■ What the task requires ■
Go through the rows below and change "one per line" to "each on its own line" wherever it occurs, leaving everything else untouched. Leave the pictures out.

•••••

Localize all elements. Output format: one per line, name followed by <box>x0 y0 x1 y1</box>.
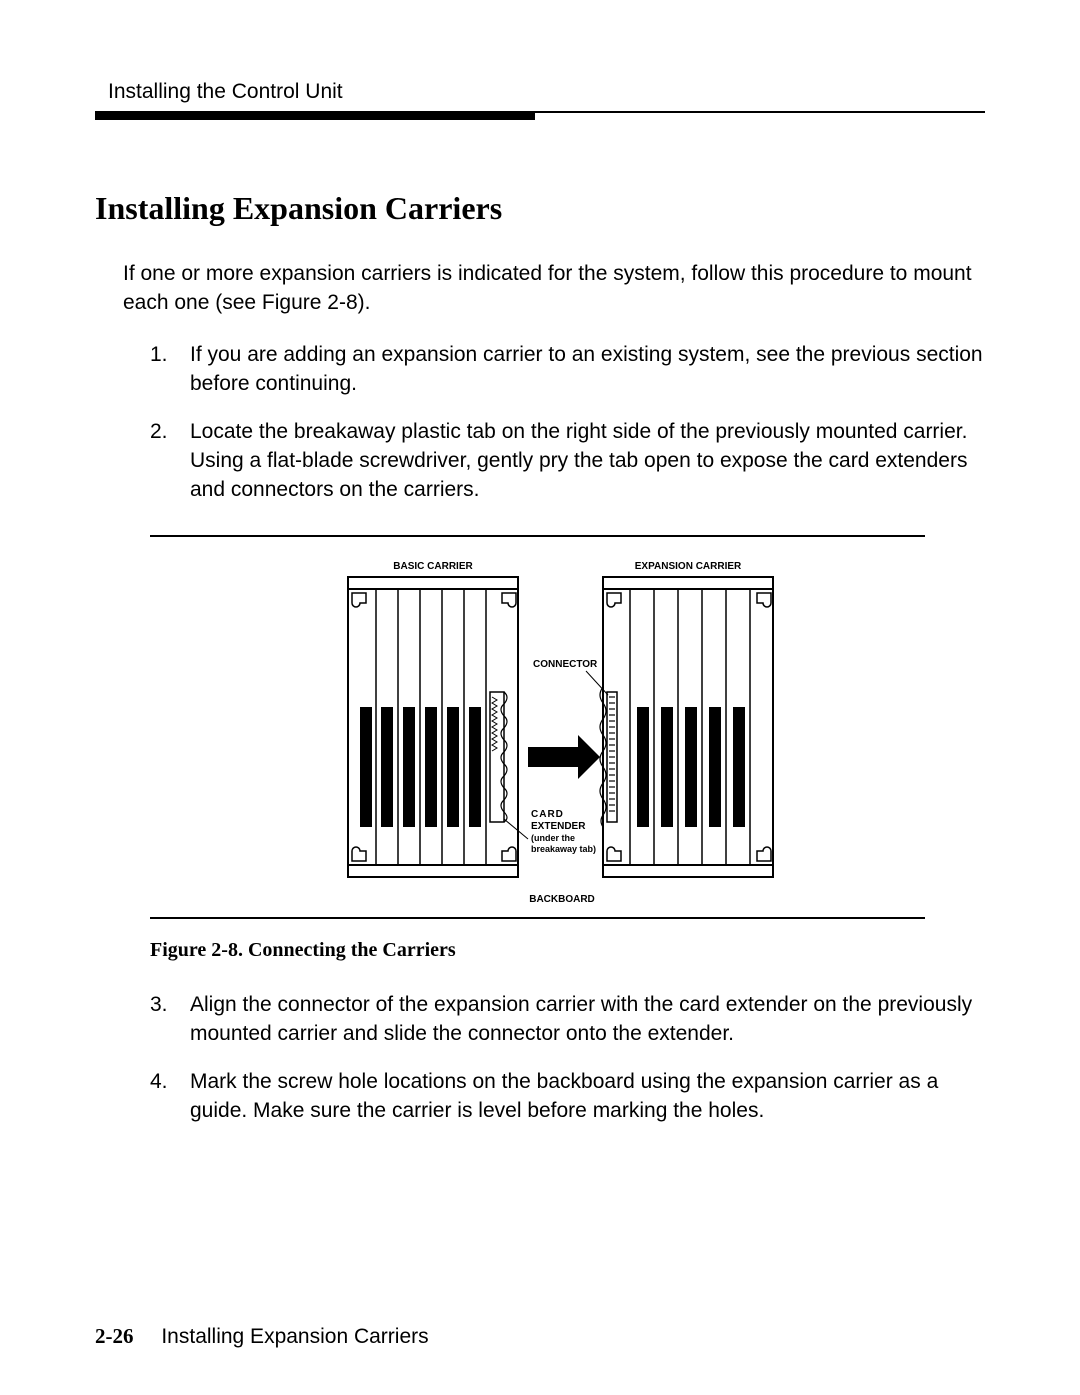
step-text: Mark the screw hole locations on the bac… <box>190 1067 985 1126</box>
expansion-carrier-label: EXPANSION CARRIER <box>634 561 741 572</box>
carriers-diagram: BASIC CARRIER EXPANSION CARRIER <box>318 557 818 917</box>
step-number: 2. <box>150 417 190 505</box>
page-header: Installing the Control Unit <box>95 80 985 120</box>
arrow-icon <box>528 735 600 779</box>
footer-title: Installing Expansion Carriers <box>161 1325 428 1348</box>
main-heading: Installing Expansion Carriers <box>95 190 985 227</box>
page-footer: 2-26 Installing Expansion Carriers <box>95 1324 429 1349</box>
steps-list-top: 1. If you are adding an expansion carrie… <box>150 340 985 505</box>
list-item: 3. Align the connector of the expansion … <box>150 990 985 1049</box>
figure-rule-bottom <box>150 917 925 919</box>
figure-caption: Figure 2-8. Connecting the Carriers <box>150 939 985 962</box>
figure-rule-top <box>150 535 925 537</box>
card-extender-under: (under the <box>531 833 575 843</box>
step-number: 4. <box>150 1067 190 1126</box>
list-item: 2. Locate the breakaway plastic tab on t… <box>150 417 985 505</box>
step-text: Align the connector of the expansion car… <box>190 990 985 1049</box>
card-extender-label-1: CARD <box>531 809 564 820</box>
step-number: 1. <box>150 340 190 399</box>
header-rule-thick <box>95 113 535 120</box>
basic-carrier-label: BASIC CARRIER <box>393 561 473 572</box>
step-text: Locate the breakaway plastic tab on the … <box>190 417 985 505</box>
backboard-label: BACKBOARD <box>529 894 595 905</box>
step-text: If you are adding an expansion carrier t… <box>190 340 985 399</box>
list-item: 4. Mark the screw hole locations on the … <box>150 1067 985 1126</box>
step-number: 3. <box>150 990 190 1049</box>
connector-label: CONNECTOR <box>533 659 598 670</box>
card-extender-break: breakaway tab) <box>531 844 596 854</box>
running-head: Installing the Control Unit <box>108 80 985 111</box>
list-item: 1. If you are adding an expansion carrie… <box>150 340 985 399</box>
page-number: 2-26 <box>95 1324 134 1348</box>
intro-paragraph: If one or more expansion carriers is ind… <box>123 259 985 318</box>
steps-list-bottom: 3. Align the connector of the expansion … <box>150 990 985 1126</box>
card-extender-label-2: EXTENDER <box>531 821 586 832</box>
figure-block: BASIC CARRIER EXPANSION CARRIER <box>150 535 985 962</box>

•••••

■ Complete answer ■
Localize all elements. Output format: each on its own line, name followed by <box>x0 y0 x1 y1</box>.
step-text: Mark the screw hole locations on the bac… <box>190 1067 985 1126</box>
expansion-carrier-label: EXPANSION CARRIER <box>634 561 741 572</box>
carriers-diagram: BASIC CARRIER EXPANSION CARRIER <box>318 557 818 917</box>
step-number: 2. <box>150 417 190 505</box>
page-header: Installing the Control Unit <box>95 80 985 120</box>
arrow-icon <box>528 735 600 779</box>
footer-title: Installing Expansion Carriers <box>161 1325 428 1348</box>
main-heading: Installing Expansion Carriers <box>95 190 985 227</box>
page-footer: 2-26 Installing Expansion Carriers <box>95 1324 429 1349</box>
steps-list-top: 1. If you are adding an expansion carrie… <box>150 340 985 505</box>
list-item: 3. Align the connector of the expansion … <box>150 990 985 1049</box>
figure-rule-bottom <box>150 917 925 919</box>
figure-caption: Figure 2-8. Connecting the Carriers <box>150 939 985 962</box>
figure-rule-top <box>150 535 925 537</box>
card-extender-under: (under the <box>531 833 575 843</box>
step-number: 4. <box>150 1067 190 1126</box>
list-item: 2. Locate the breakaway plastic tab on t… <box>150 417 985 505</box>
step-text: Align the connector of the expansion car… <box>190 990 985 1049</box>
card-extender-label-1: CARD <box>531 809 564 820</box>
step-number: 1. <box>150 340 190 399</box>
header-rule-thick <box>95 113 535 120</box>
basic-carrier-label: BASIC CARRIER <box>393 561 473 572</box>
step-text: Locate the breakaway plastic tab on the … <box>190 417 985 505</box>
backboard-label: BACKBOARD <box>529 894 595 905</box>
step-text: If you are adding an expansion carrier t… <box>190 340 985 399</box>
list-item: 4. Mark the screw hole locations on the … <box>150 1067 985 1126</box>
step-number: 3. <box>150 990 190 1049</box>
connector-label: CONNECTOR <box>533 659 598 670</box>
card-extender-break: breakaway tab) <box>531 844 596 854</box>
running-head: Installing the Control Unit <box>108 80 985 111</box>
list-item: 1. If you are adding an expansion carrie… <box>150 340 985 399</box>
page-number: 2-26 <box>95 1324 134 1348</box>
intro-paragraph: If one or more expansion carriers is ind… <box>123 259 985 318</box>
steps-list-bottom: 3. Align the connector of the expansion … <box>150 990 985 1126</box>
card-extender-label-2: EXTENDER <box>531 821 586 832</box>
figure-block: BASIC CARRIER EXPANSION CARRIER <box>150 535 985 962</box>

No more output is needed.